Directive => Pictures don't belong in the copy; print all the records exactly.

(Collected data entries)
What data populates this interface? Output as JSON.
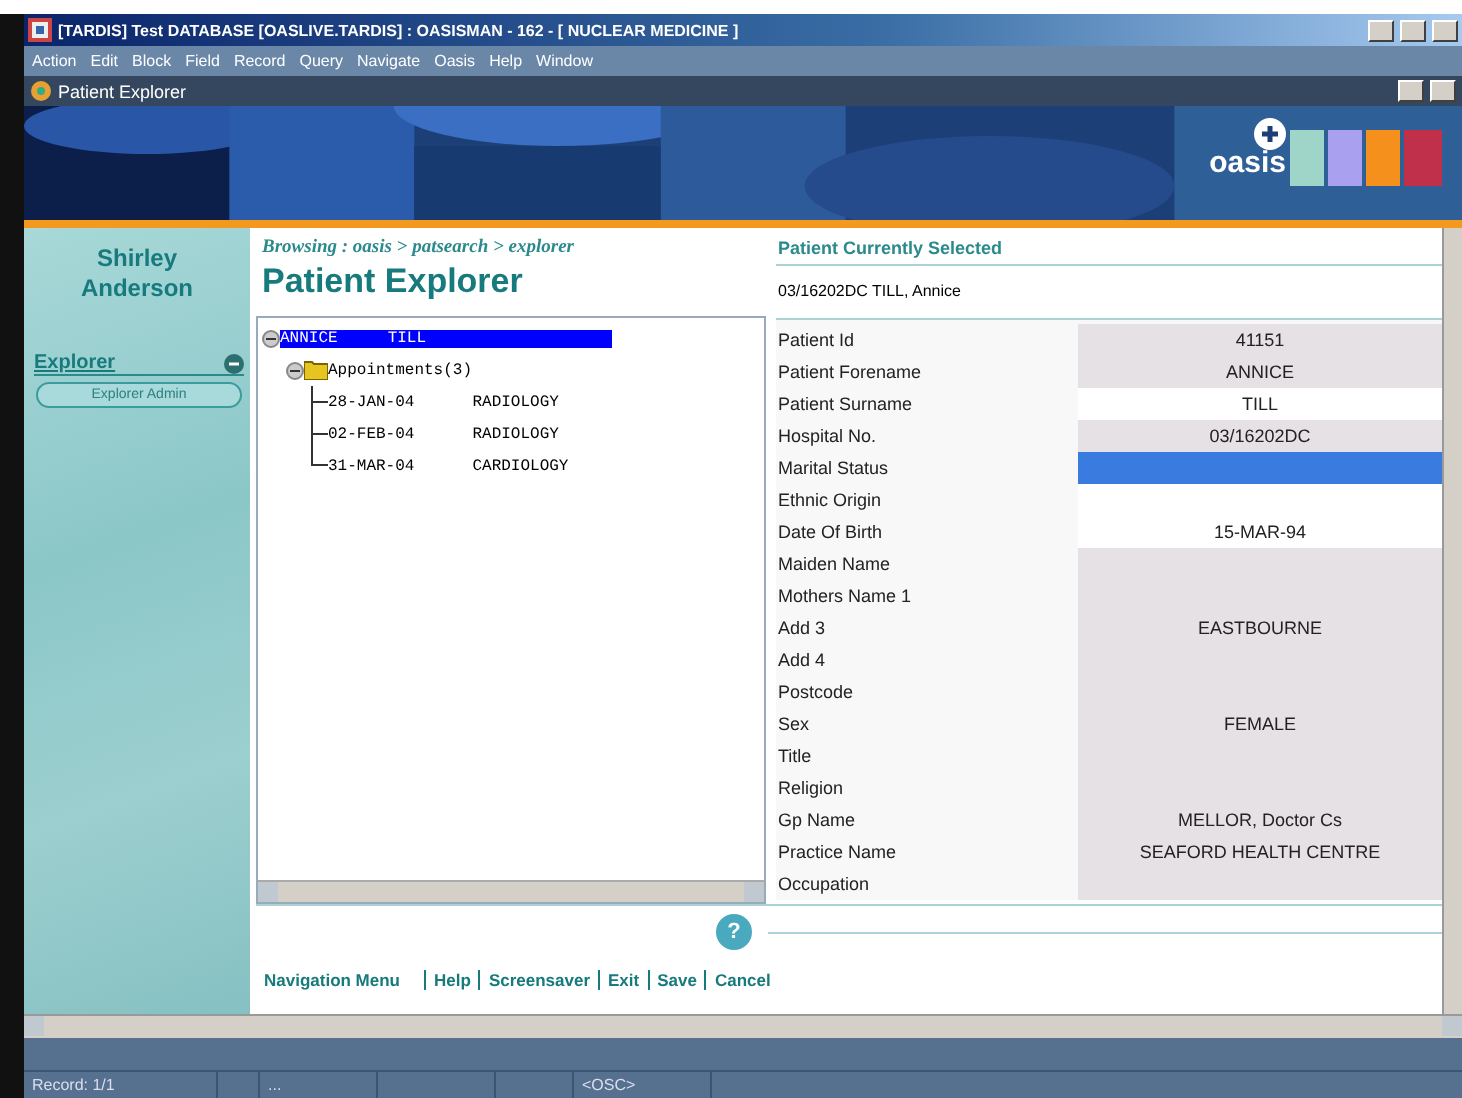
{
  "window": {
    "title": "[TARDIS] Test DATABASE [OASLIVE.TARDIS] : OASISMAN - 162 - [ NUCLEAR MEDICINE ]"
  },
  "menu": [
    "Action",
    "Edit",
    "Block",
    "Field",
    "Record",
    "Query",
    "Navigate",
    "Oasis",
    "Help",
    "Window"
  ],
  "inner_window": {
    "title": "Patient Explorer"
  },
  "banner": {
    "logo_text": "oasis"
  },
  "sidebar": {
    "user_first": "Shirley",
    "user_last": "Anderson",
    "section": "Explorer",
    "section_expanded": true,
    "items": [
      "Explorer Admin"
    ]
  },
  "breadcrumb": "Browsing : oasis > patsearch > explorer",
  "page_title": "Patient Explorer",
  "tree": {
    "cells": [
      "ANNICE",
      "TILL"
    ],
    "selected": true,
    "expanded": true,
    "children": [
      {
        "cells": [
          "Appointments(3)"
        ],
        "selected": false,
        "expanded": true,
        "children": [
          {
            "cells": [
              "28-JAN-04",
              "RADIOLOGY"
            ],
            "selected": false
          },
          {
            "cells": [
              "02-FEB-04",
              "RADIOLOGY"
            ],
            "selected": false
          },
          {
            "cells": [
              "31-MAR-04",
              "CARDIOLOGY"
            ],
            "selected": false
          }
        ]
      }
    ]
  },
  "selected_patient": {
    "heading": "Patient Currently Selected",
    "summary": "03/16202DC TILL, Annice"
  },
  "fields": [
    {
      "label": "Patient Id",
      "value": "41151",
      "shaded": true,
      "selected": false
    },
    {
      "label": "Patient Forename",
      "value": "ANNICE",
      "shaded": true,
      "selected": false
    },
    {
      "label": "Patient Surname",
      "value": "TILL",
      "shaded": false,
      "selected": false
    },
    {
      "label": "Hospital No.",
      "value": "03/16202DC",
      "shaded": true,
      "selected": false
    },
    {
      "label": "Marital Status",
      "shaded": false,
      "selected": true
    },
    {
      "label": "Ethnic Origin",
      "shaded": false,
      "selected": false
    },
    {
      "label": "Date Of Birth",
      "value": "15-MAR-94",
      "shaded": false,
      "selected": false
    },
    {
      "label": "Maiden Name",
      "shaded": true,
      "selected": false
    },
    {
      "label": "Mothers Name 1",
      "shaded": true,
      "selected": false
    },
    {
      "label": "Add 3",
      "value": "EASTBOURNE",
      "shaded": true,
      "selected": false
    },
    {
      "label": "Add 4",
      "shaded": true,
      "selected": false
    },
    {
      "label": "Postcode",
      "shaded": true,
      "selected": false
    },
    {
      "label": "Sex",
      "value": "FEMALE",
      "shaded": true,
      "selected": false
    },
    {
      "label": "Title",
      "shaded": true,
      "selected": false
    },
    {
      "label": "Religion",
      "shaded": true,
      "selected": false
    },
    {
      "label": "Gp Name",
      "value": "MELLOR, Doctor  Cs",
      "shaded": true,
      "selected": false
    },
    {
      "label": "Practice Name",
      "value": "SEAFORD HEALTH CENTRE",
      "shaded": true,
      "selected": false
    },
    {
      "label": "Occupation",
      "shaded": true,
      "selected": false
    }
  ],
  "help_button": "?",
  "footer_links": [
    "Navigation Menu",
    "Help",
    "Screensaver",
    "Exit",
    "Save",
    "Cancel"
  ],
  "status_bar": [
    "Record: 1/1",
    "...",
    "<OSC>"
  ]
}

Answer =>
What data populates this interface? Output as JSON.
{
  "window": {
    "title": "[TARDIS] Test DATABASE [OASLIVE.TARDIS] : OASISMAN - 162 - [ NUCLEAR MEDICINE ]"
  },
  "menu": [
    "Action",
    "Edit",
    "Block",
    "Field",
    "Record",
    "Query",
    "Navigate",
    "Oasis",
    "Help",
    "Window"
  ],
  "inner_window": {
    "title": "Patient Explorer"
  },
  "banner": {
    "logo_text": "oasis"
  },
  "sidebar": {
    "user_first": "Shirley",
    "user_last": "Anderson",
    "section": "Explorer",
    "section_expanded": true,
    "items": [
      "Explorer Admin"
    ]
  },
  "breadcrumb": "Browsing : oasis > patsearch > explorer",
  "page_title": "Patient Explorer",
  "tree": {
    "cells": [
      "ANNICE",
      "TILL"
    ],
    "selected": true,
    "expanded": true,
    "children": [
      {
        "cells": [
          "Appointments(3)"
        ],
        "selected": false,
        "expanded": true,
        "children": [
          {
            "cells": [
              "28-JAN-04",
              "RADIOLOGY"
            ],
            "selected": false
          },
          {
            "cells": [
              "02-FEB-04",
              "RADIOLOGY"
            ],
            "selected": false
          },
          {
            "cells": [
              "31-MAR-04",
              "CARDIOLOGY"
            ],
            "selected": false
          }
        ]
      }
    ]
  },
  "selected_patient": {
    "heading": "Patient Currently Selected",
    "summary": "03/16202DC TILL, Annice"
  },
  "fields": [
    {
      "label": "Patient Id",
      "value": "41151",
      "shaded": true,
      "selected": false
    },
    {
      "label": "Patient Forename",
      "value": "ANNICE",
      "shaded": true,
      "selected": false
    },
    {
      "label": "Patient Surname",
      "value": "TILL",
      "shaded": false,
      "selected": false
    },
    {
      "label": "Hospital No.",
      "value": "03/16202DC",
      "shaded": true,
      "selected": false
    },
    {
      "label": "Marital Status",
      "shaded": false,
      "selected": true
    },
    {
      "label": "Ethnic Origin",
      "shaded": false,
      "selected": false
    },
    {
      "label": "Date Of Birth",
      "value": "15-MAR-94",
      "shaded": false,
      "selected": false
    },
    {
      "label": "Maiden Name",
      "shaded": true,
      "selected": false
    },
    {
      "label": "Mothers Name 1",
      "shaded": true,
      "selected": false
    },
    {
      "label": "Add 3",
      "value": "EASTBOURNE",
      "shaded": true,
      "selected": false
    },
    {
      "label": "Add 4",
      "shaded": true,
      "selected": false
    },
    {
      "label": "Postcode",
      "shaded": true,
      "selected": false
    },
    {
      "label": "Sex",
      "value": "FEMALE",
      "shaded": true,
      "selected": false
    },
    {
      "label": "Title",
      "shaded": true,
      "selected": false
    },
    {
      "label": "Religion",
      "shaded": true,
      "selected": false
    },
    {
      "label": "Gp Name",
      "value": "MELLOR, Doctor  Cs",
      "shaded": true,
      "selected": false
    },
    {
      "label": "Practice Name",
      "value": "SEAFORD HEALTH CENTRE",
      "shaded": true,
      "selected": false
    },
    {
      "label": "Occupation",
      "shaded": true,
      "selected": false
    }
  ],
  "help_button": "?",
  "footer_links": [
    "Navigation Menu",
    "Help",
    "Screensaver",
    "Exit",
    "Save",
    "Cancel"
  ],
  "status_bar": [
    "Record: 1/1",
    "...",
    "<OSC>"
  ]
}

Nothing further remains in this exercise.